======== Records for this exercise

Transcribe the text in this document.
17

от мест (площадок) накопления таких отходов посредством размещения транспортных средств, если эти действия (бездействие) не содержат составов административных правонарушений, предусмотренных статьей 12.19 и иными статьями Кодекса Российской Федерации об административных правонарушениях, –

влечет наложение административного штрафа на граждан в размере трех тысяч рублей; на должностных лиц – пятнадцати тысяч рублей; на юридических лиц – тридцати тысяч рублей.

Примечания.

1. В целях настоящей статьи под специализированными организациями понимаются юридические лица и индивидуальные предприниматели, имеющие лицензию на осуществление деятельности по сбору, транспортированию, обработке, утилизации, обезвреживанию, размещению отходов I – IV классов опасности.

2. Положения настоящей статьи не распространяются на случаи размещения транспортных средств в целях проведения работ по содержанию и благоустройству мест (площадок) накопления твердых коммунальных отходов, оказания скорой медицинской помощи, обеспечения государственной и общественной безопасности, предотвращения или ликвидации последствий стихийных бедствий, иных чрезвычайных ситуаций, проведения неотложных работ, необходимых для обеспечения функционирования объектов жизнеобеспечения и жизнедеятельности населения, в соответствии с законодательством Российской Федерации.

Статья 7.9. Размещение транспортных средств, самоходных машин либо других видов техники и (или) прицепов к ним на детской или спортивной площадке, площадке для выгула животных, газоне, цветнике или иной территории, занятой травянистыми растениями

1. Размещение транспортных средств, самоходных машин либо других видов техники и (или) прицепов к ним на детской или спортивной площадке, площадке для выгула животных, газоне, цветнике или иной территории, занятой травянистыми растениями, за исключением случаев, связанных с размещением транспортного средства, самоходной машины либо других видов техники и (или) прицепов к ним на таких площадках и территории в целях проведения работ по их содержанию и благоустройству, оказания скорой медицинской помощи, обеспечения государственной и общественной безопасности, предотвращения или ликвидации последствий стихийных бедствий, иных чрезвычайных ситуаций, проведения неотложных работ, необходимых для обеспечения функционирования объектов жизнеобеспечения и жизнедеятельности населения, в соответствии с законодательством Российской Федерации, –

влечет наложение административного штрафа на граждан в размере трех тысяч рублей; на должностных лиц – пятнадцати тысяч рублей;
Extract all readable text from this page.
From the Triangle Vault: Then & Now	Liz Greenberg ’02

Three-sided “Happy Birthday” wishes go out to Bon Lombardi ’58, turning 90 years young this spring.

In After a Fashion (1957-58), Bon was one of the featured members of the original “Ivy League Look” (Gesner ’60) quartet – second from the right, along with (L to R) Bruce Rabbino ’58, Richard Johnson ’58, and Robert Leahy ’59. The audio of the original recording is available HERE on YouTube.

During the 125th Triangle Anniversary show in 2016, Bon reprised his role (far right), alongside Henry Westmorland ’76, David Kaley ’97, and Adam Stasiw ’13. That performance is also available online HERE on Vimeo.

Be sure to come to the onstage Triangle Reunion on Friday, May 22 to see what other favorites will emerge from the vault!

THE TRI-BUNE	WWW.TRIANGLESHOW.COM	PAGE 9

================

[Given problem]:
Output the records exactly, including every line.

[Expected answer]:
Transcribe the text in this document.
17

от мест (площадок) накопления таких отходов посредством размещения транспортных средств, если эти действия (бездействие) не содержат составов административных правонарушений, предусмотренных статьей 12.19 и иными статьями Кодекса Российской Федерации об административных правонарушениях, –

влечет наложение административного штрафа на граждан в размере трех тысяч рублей; на должностных лиц – пятнадцати тысяч рублей; на юридических лиц – тридцати тысяч рублей.

Примечания.

1. В целях настоящей статьи под специализированными организациями понимаются юридические лица и индивидуальные предприниматели, имеющие лицензию на осуществление деятельности по сбору, транспортированию, обработке, утилизации, обезвреживанию, размещению отходов I – IV классов опасности.

2. Положения настоящей статьи не распространяются на случаи размещения транспортных средств в целях проведения работ по содержанию и благоустройству мест (площадок) накопления твердых коммунальных отходов, оказания скорой медицинской помощи, обеспечения государственной и общественной безопасности, предотвращения или ликвидации последствий стихийных бедствий, иных чрезвычайных ситуаций, проведения неотложных работ, необходимых для обеспечения функционирования объектов жизнеобеспечения и жизнедеятельности населения, в соответствии с законодательством Российской Федерации.

Статья 7.9. Размещение транспортных средств, самоходных машин либо других видов техники и (или) прицепов к ним на детской или спортивной площадке, площадке для выгула животных, газоне, цветнике или иной территории, занятой травянистыми растениями

1. Размещение транспортных средств, самоходных машин либо других видов техники и (или) прицепов к ним на детской или спортивной площадке, площадке для выгула животных, газоне, цветнике или иной территории, занятой травянистыми растениями, за исключением случаев, связанных с размещением транспортного средства, самоходной машины либо других видов техники и (или) прицепов к ним на таких площадках и территории в целях проведения работ по их содержанию и благоустройству, оказания скорой медицинской помощи, обеспечения государственной и общественной безопасности, предотвращения или ликвидации последствий стихийных бедствий, иных чрезвычайных ситуаций, проведения неотложных работ, необходимых для обеспечения функционирования объектов жизнеобеспечения и жизнедеятельности населения, в соответствии с законодательством Российской Федерации, –

влечет наложение административного штрафа на граждан в размере трех тысяч рублей; на должностных лиц – пятнадцати тысяч рублей;
Extract all readable text from this page.
From the Triangle Vault: Then & Now	Liz Greenberg ’02

Three-sided “Happy Birthday” wishes go out to Bon Lombardi ’58, turning 90 years young this spring.

In After a Fashion (1957-58), Bon was one of the featured members of the original “Ivy League Look” (Gesner ’60) quartet – second from the right, along with (L to R) Bruce Rabbino ’58, Richard Johnson ’58, and Robert Leahy ’59. The audio of the original recording is available HERE on YouTube.

During the 125th Triangle Anniversary show in 2016, Bon reprised his role (far right), alongside Henry Westmorland ’76, David Kaley ’97, and Adam Stasiw ’13. That performance is also available online HERE on Vimeo.

Be sure to come to the onstage Triangle Reunion on Friday, May 22 to see what other favorites will emerge from the vault!

THE TRI-BUNE	WWW.TRIANGLESHOW.COM	PAGE 9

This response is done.